Dramatischer hingegen die geschätzten 30 Millionen Internetabhängigen, die in den Drogenstatistiken nicht vorkommen. Eine Milchmädchenrechnung, wie Mediziner Singer meint: „Sucht ist Sucht, spielt keine Rolle, wovon du abhängig bist. Der einzige Unterschied ist die körperliche Verwahrlosung, aber die soziale Verwahrlosung ist die gleiche. Und da an 30 Millionen Internet-Junkies auch 30 Millionen Familien dranhängen, kann man da schon von einem kleinen Flächenbrand sprechen.“
Auf Drogenhandel steht die Todesstrafe.
Der Internetabhängigkeit wird trotzdem weniger Aufmerksamkeit geschenkt, als den illegalen Drogen. Vor allem im Süden des Landes erfreuen sich synthetische Drogen zunehmender Beliebtheit. Etwa 60 Prozent der registrierten Drogenabhängigen konsumieren Meth und Amphetamin. Das ist leichter zu bekommen, beziehungsweise herzustellen. Wer damit Handel treibt, bekommt die volle Wucht des Gesetzes zu spüren.
Es gilt: keine Macht den Drogen!
Und damit die Botschaft klar und deutlich verständlich ist, wurden am 26. Juni 2018, dem Internationalen Tag gegen Drogenmissbrauch und -handel, auf der Südseeinsel Hainan, zwei Dealer öffentlich hingerichtet. Auf dem Sportplatz einer Schule – vor 300 Zeugen, darunter auch ein paar Schüler – hatte die Richterin die Verbrechen der beiden Männer verlesen. Sie hatten im großen Stil mit Crystal Meth gehandelt. Weiteren 17 Drogenhändlern wurde nach der Exekution auch der Prozess gemacht – acht von ihnen wurden ebenfalls zum Tode verurteilt.
Ja, sie verstehen keinen Spaß beim Thema Drogen. Zu präsent die Erinnerungen, was einst dabei herauskam, als die Briten während der Kolonialzeit das Volk mit Opium belieferte und sie süchtig und somit gefügig machten. Hongkong haben sie dadurch verloren. Der Stachel sitzt noch immer tief. Nie wieder soll irgendwer oder irgendwas das chinesische Volk unterjochen. Erst recht keine Drogen.

────────────────────

_AUFGABENSTELLUNG_
Nenne bitte den Anteil der registrierten Drogenabhängigen, die laut dem Lesetext Meth und Amphetamin konsumieren. Die anschließende Auflistung ist eigenständiges Material und gehört nicht zum Lesetext.

────────────────────

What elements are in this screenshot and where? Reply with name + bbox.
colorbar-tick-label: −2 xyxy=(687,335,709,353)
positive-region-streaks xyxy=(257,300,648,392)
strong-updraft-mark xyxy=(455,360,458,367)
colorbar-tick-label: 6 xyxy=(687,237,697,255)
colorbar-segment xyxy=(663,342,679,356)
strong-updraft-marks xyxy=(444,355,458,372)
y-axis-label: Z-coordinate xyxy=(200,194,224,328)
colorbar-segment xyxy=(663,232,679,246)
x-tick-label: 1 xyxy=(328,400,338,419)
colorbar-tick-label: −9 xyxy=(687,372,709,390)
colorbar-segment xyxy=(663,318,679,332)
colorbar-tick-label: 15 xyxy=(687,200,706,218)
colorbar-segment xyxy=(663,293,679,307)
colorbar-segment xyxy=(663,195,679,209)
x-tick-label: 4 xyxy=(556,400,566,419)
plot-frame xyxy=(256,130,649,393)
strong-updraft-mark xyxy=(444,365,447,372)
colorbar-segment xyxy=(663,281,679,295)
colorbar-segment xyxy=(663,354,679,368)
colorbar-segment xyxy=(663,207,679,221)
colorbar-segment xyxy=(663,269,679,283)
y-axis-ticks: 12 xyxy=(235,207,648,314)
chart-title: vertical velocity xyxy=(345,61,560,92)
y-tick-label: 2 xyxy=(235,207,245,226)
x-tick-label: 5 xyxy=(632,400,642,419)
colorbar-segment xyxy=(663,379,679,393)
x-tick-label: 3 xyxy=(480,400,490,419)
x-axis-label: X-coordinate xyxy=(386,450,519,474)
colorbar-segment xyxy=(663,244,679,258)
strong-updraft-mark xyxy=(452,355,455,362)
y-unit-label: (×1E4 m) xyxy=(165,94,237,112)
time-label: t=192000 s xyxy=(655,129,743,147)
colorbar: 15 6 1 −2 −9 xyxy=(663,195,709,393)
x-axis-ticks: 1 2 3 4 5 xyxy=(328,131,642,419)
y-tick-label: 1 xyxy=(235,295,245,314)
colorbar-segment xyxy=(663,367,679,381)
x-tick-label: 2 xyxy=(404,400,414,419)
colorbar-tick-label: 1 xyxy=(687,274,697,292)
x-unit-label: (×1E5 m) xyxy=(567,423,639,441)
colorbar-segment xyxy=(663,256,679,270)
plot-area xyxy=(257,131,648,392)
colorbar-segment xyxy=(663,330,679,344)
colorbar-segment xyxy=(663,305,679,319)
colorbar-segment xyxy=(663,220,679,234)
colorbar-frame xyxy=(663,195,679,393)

────────────────────

_DAS ERGEBNIS_
Etwa 60 Prozent.